Count lines, not occurrences: report how many lines in the records hold the string "this", and nothing else.

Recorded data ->
________________________
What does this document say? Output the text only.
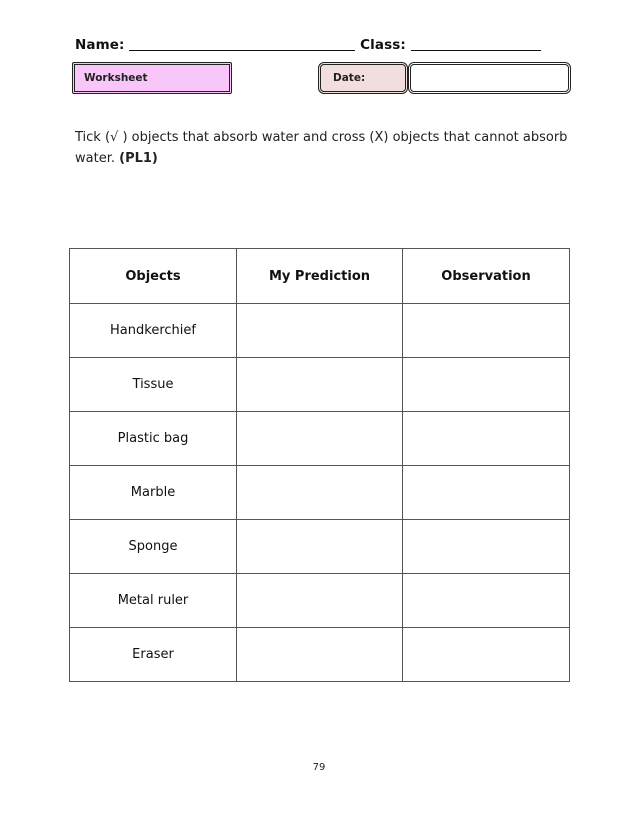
Name:	Class:
Worksheet	Date:
Tick (√ ) objects that absorb water and cross (X) objects that cannot absorb water. (PL1)
Objects	My Prediction	Observation
Handkerchief		
Tissue		
Plastic bag		
Marble		
Sponge		
Metal ruler		
Eraser		
79
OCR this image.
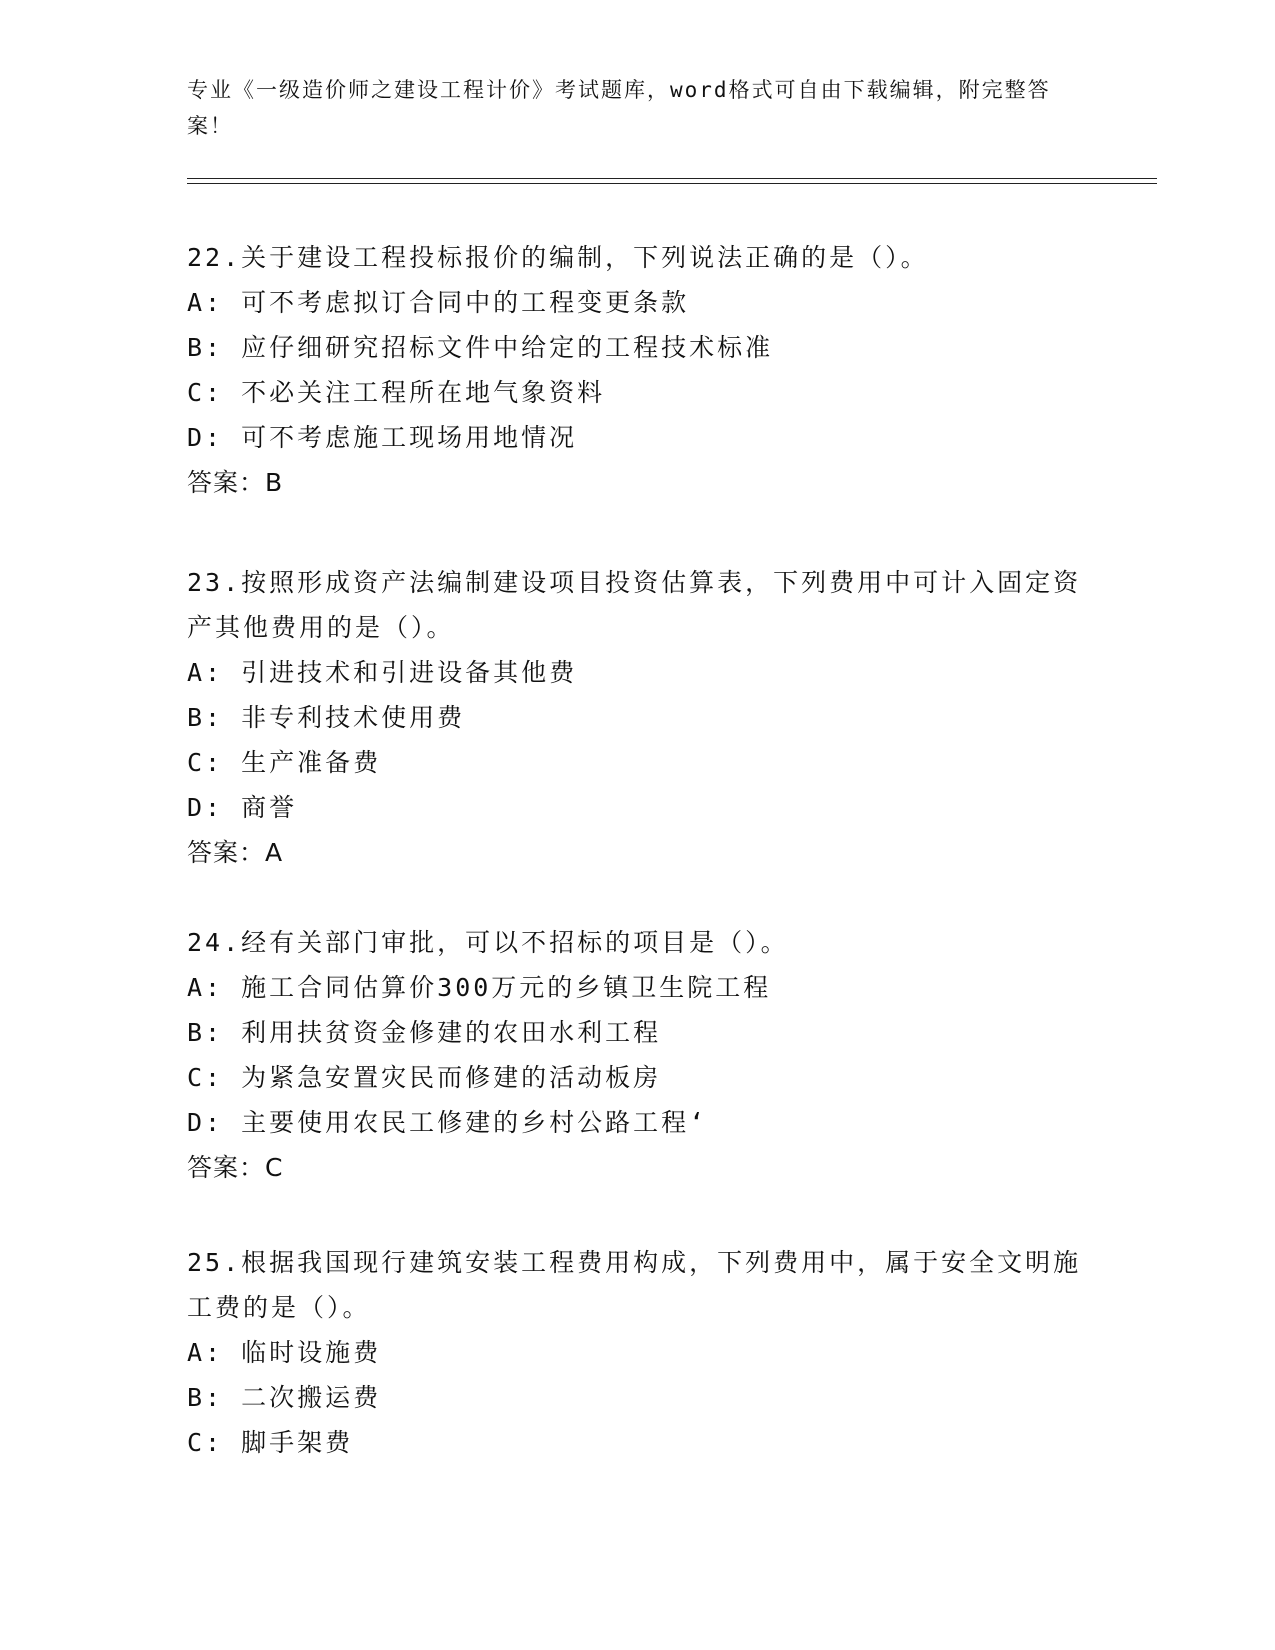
专业《一级造价师之建设工程计价》考试题库，word格式可自由下载编辑，附完整答案！

22.关于建设工程投标报价的编制，下列说法正确的是（）。

A: 可不考虑拟订合同中的工程变更条款

B: 应仔细研究招标文件中给定的工程技术标准

C: 不必关注工程所在地气象资料

D: 可不考虑施工现场用地情况

答案：B

23.按照形成资产法编制建设项目投资估算表，下列费用中可计入固定资产其他费用的是（）。

A: 引进技术和引进设备其他费

B: 非专利技术使用费

C: 生产准备费

D: 商誉

答案：A

24.经有关部门审批，可以不招标的项目是（）。

A: 施工合同估算价300万元的乡镇卫生院工程

B: 利用扶贫资金修建的农田水利工程

C: 为紧急安置灾民而修建的活动板房

D: 主要使用农民工修建的乡村公路工程‘

答案：C

25.根据我国现行建筑安装工程费用构成，下列费用中，属于安全文明施工费的是（）。

A: 临时设施费

B: 二次搬运费

C: 脚手架费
________________________
RESULT -> 2